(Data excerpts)
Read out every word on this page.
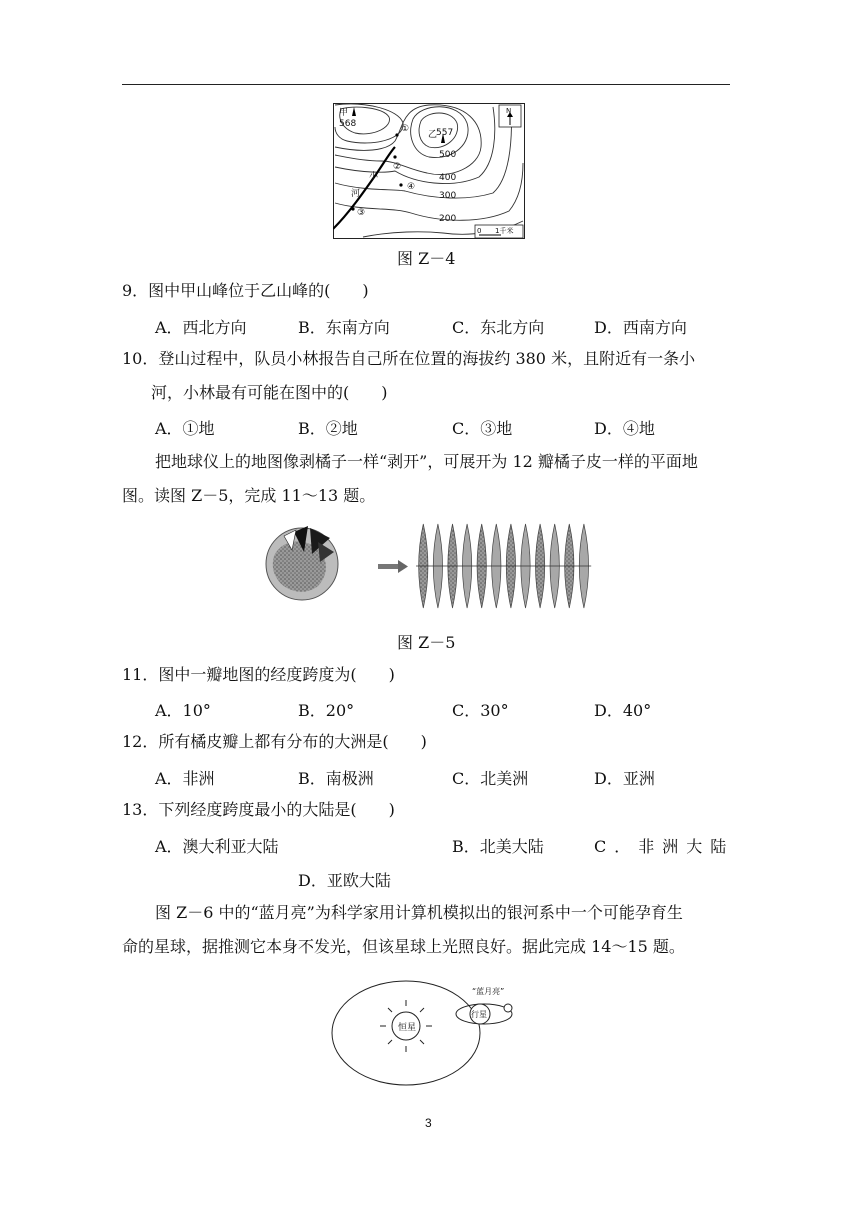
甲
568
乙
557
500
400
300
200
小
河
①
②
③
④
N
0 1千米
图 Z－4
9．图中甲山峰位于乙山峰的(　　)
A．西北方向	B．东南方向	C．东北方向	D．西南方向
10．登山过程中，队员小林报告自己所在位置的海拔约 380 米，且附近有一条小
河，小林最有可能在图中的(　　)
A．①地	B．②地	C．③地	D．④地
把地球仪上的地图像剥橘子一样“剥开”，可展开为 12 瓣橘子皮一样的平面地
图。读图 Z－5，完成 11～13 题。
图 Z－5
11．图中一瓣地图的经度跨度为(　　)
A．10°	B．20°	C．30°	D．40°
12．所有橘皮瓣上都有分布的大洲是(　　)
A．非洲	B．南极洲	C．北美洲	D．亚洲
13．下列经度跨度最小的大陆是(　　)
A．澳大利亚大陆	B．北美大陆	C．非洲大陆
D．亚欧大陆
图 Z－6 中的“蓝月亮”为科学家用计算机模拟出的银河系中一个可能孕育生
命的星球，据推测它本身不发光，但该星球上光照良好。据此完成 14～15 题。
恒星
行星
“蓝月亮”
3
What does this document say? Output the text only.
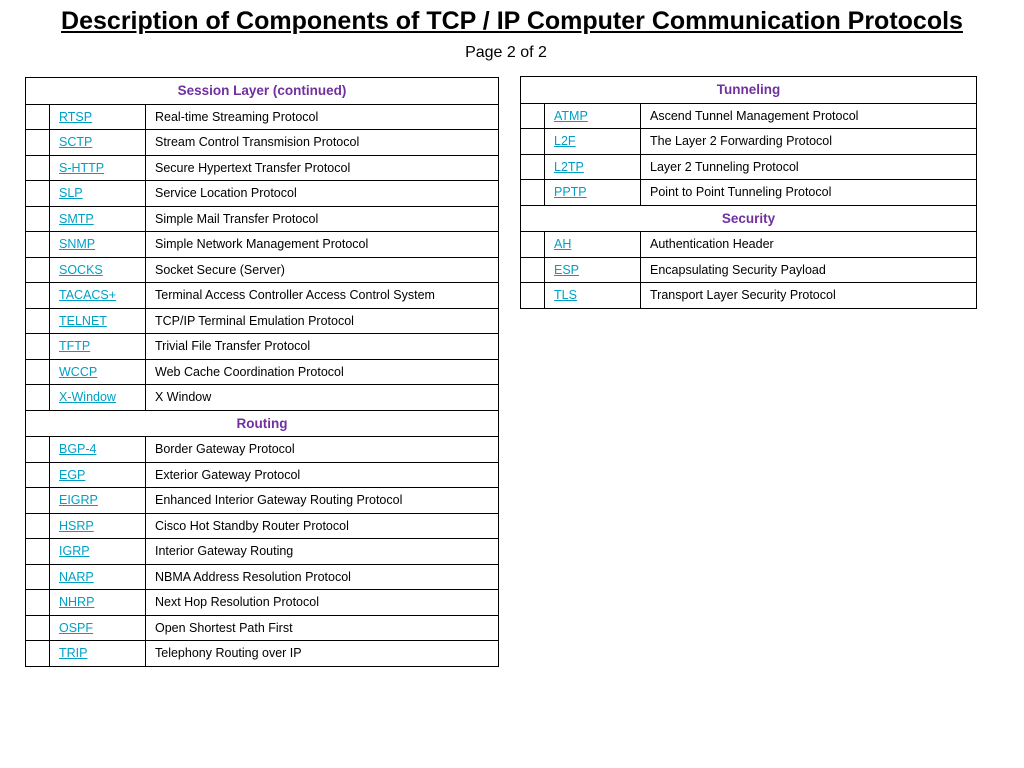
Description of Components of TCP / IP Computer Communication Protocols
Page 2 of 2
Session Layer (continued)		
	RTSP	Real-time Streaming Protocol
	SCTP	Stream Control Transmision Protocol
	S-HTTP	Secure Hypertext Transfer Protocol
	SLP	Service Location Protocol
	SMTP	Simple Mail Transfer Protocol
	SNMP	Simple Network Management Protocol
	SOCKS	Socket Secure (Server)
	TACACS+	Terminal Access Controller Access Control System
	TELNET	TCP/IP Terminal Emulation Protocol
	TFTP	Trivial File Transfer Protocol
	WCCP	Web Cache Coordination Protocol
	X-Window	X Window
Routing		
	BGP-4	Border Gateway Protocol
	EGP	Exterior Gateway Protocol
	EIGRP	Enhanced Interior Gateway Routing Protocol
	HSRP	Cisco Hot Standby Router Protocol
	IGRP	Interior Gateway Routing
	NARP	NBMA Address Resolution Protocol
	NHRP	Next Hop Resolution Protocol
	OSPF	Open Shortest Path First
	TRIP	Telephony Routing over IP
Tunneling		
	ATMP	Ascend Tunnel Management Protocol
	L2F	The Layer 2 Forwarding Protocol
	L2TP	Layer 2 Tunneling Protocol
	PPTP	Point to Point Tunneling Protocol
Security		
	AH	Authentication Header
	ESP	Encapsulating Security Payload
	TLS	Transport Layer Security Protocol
--
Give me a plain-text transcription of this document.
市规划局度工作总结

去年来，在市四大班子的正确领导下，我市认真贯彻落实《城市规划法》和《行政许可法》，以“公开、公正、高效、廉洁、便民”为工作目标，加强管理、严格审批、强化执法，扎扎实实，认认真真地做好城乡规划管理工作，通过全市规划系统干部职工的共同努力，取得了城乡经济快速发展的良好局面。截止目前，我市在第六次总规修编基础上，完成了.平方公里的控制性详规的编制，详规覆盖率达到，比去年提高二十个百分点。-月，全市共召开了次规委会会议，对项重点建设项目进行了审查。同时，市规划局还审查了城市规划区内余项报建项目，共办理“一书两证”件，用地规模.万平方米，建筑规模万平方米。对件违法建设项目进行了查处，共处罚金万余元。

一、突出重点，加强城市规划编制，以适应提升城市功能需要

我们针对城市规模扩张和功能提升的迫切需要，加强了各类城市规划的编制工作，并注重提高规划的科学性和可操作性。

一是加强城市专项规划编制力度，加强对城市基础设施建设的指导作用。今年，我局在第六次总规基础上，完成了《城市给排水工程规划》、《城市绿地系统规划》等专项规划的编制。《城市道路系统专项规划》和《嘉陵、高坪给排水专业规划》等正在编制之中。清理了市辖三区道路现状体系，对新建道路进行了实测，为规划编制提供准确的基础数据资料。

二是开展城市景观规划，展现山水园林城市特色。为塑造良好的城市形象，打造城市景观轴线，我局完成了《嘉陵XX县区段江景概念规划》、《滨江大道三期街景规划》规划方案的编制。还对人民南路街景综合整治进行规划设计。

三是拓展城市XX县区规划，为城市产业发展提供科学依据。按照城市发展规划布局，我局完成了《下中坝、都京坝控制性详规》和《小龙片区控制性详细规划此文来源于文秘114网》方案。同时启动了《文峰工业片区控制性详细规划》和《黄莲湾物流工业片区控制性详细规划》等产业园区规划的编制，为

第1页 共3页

**Exercise**.
Report only the number of lines that hold the string "Terminal" in this listing.

**Completed exercise**.
2